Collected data

--*--

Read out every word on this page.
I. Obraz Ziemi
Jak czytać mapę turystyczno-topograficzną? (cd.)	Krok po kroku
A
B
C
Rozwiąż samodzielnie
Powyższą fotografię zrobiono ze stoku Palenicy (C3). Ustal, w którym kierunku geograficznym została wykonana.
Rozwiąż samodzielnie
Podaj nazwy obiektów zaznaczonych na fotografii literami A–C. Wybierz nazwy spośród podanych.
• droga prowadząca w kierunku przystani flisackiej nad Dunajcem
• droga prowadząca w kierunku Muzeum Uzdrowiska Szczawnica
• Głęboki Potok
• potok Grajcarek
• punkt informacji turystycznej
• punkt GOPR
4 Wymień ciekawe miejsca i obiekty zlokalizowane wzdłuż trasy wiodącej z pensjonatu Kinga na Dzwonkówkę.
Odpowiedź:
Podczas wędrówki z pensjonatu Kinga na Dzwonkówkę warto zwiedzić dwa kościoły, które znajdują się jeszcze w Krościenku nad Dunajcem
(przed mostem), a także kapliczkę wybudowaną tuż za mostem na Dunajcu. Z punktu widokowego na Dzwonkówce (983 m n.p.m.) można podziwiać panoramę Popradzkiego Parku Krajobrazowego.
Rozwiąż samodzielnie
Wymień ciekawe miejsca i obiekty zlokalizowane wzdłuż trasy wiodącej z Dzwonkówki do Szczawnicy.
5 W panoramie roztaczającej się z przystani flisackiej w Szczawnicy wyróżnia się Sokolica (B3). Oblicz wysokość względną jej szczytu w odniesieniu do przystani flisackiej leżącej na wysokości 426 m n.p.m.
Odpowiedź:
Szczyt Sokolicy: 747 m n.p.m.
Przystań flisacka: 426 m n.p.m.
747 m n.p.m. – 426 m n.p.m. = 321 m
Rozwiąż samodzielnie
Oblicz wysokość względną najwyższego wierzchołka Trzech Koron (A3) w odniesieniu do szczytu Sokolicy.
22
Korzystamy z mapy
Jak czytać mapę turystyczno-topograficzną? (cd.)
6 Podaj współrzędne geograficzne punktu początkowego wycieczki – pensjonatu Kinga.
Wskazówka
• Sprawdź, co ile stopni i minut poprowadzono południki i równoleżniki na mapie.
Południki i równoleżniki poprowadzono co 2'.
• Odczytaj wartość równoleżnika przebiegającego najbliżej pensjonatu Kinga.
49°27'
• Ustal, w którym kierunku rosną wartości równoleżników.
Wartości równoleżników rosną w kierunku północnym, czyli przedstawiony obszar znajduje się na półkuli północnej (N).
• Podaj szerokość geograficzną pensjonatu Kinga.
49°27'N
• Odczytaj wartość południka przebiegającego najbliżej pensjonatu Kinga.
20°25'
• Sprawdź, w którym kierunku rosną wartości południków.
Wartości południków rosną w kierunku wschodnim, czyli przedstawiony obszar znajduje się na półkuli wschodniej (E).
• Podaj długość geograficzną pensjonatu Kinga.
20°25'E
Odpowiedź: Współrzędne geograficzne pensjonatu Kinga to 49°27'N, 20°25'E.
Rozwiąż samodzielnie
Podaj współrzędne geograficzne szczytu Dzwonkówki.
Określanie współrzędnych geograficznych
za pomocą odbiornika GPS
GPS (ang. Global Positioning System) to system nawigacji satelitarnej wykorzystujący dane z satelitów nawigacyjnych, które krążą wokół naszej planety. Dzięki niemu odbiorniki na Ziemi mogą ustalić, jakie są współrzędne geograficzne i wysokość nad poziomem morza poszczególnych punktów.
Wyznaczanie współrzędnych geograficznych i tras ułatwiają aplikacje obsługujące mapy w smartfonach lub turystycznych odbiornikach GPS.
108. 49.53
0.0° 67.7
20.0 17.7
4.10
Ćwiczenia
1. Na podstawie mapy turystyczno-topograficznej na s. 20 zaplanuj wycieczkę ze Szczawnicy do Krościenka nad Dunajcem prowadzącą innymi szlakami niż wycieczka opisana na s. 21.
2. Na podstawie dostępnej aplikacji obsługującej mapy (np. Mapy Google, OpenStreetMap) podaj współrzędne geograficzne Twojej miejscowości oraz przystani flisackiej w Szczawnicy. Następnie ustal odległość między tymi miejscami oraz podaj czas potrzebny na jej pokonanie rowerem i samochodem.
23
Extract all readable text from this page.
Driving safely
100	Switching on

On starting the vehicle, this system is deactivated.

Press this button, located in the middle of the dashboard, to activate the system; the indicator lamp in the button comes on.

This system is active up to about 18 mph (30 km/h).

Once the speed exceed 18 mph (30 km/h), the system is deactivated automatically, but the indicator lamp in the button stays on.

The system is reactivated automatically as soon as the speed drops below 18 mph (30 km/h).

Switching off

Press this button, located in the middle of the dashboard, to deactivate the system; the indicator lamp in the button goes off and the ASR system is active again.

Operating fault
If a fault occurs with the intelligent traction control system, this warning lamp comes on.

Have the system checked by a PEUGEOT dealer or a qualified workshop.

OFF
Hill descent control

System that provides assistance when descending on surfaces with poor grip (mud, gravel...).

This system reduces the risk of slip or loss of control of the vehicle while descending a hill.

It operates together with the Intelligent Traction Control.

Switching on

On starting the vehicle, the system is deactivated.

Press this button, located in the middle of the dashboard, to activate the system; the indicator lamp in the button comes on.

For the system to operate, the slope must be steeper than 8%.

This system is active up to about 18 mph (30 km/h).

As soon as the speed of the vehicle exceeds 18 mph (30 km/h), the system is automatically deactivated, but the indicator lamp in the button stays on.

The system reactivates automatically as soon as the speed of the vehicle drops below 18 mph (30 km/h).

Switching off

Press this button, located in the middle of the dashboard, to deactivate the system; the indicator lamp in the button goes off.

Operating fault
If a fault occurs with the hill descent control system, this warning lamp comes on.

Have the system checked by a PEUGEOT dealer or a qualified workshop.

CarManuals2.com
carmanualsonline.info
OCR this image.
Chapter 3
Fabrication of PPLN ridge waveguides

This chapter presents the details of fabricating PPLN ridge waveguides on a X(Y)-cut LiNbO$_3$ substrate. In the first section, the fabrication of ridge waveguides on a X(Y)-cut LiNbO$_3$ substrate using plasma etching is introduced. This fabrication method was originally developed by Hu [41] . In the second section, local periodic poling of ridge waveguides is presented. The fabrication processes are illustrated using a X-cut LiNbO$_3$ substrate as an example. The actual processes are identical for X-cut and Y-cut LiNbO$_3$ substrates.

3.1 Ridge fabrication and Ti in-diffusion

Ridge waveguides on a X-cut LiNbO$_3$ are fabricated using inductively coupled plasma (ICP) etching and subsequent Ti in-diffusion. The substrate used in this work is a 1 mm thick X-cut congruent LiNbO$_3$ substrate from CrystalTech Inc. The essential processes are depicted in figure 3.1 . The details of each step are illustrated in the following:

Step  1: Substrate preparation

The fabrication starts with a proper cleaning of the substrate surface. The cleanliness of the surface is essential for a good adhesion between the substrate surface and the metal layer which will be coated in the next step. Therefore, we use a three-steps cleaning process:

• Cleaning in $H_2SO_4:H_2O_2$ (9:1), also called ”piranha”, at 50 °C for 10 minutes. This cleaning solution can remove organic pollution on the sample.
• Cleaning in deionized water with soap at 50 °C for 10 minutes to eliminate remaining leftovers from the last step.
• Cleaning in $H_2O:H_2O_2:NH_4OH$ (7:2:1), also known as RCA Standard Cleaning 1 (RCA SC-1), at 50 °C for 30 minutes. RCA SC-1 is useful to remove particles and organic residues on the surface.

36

--*--

Which lines hold the word "dashboard"? Copy all of them.

Press this button, located in the middle of the dashboard, to activate the system; the indicator lamp in the button comes on.
Press this button, located in the middle of the dashboard, to deactivate the system; the indicator lamp in the button goes off and the ASR system is active again.
Press this button, located in the middle of the dashboard, to activate the system; the indicator lamp in the button comes on.
Press this button, located in the middle of the dashboard, to deactivate the system; the indicator lamp in the button goes off.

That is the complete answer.